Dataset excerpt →
══════
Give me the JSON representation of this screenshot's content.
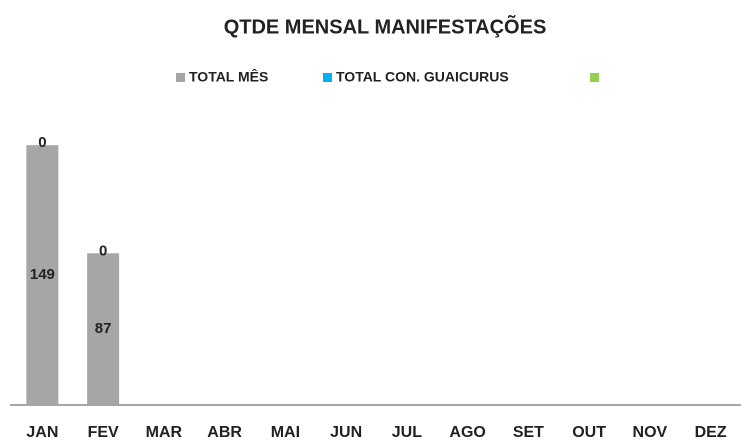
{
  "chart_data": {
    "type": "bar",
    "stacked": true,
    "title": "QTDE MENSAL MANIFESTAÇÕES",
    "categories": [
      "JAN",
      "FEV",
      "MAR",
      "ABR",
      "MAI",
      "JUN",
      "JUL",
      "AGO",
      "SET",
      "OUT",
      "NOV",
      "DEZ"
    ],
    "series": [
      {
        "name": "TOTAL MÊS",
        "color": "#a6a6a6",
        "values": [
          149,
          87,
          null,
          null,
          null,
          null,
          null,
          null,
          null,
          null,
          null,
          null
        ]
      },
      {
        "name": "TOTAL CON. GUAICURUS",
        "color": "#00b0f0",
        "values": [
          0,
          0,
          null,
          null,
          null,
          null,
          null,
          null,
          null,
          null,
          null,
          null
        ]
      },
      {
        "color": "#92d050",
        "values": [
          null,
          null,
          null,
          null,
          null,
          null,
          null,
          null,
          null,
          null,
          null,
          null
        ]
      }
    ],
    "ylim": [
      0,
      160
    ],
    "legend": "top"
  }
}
══════
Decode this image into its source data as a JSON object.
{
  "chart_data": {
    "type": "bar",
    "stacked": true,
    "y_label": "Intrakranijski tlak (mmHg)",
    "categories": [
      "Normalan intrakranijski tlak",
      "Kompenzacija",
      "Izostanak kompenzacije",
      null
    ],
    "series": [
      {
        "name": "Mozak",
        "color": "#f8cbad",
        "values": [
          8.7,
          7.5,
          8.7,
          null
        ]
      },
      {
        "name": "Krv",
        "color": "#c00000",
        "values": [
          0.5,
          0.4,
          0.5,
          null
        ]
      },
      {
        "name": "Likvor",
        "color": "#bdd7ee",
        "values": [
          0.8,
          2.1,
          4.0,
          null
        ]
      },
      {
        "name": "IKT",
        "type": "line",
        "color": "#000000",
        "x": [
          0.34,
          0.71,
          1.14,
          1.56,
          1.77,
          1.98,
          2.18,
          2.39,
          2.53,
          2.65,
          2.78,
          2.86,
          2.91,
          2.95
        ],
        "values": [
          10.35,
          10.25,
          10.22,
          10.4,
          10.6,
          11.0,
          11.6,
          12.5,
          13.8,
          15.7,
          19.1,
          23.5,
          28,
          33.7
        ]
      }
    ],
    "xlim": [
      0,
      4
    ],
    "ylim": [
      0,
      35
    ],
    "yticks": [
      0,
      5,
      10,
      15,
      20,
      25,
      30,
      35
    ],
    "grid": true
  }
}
══════
Task statement → From the data above, show each line that contains "JSON".

Response to this exercise →
Give me the JSON representation of this screenshot's content.
Decode this image into its source data as a JSON object.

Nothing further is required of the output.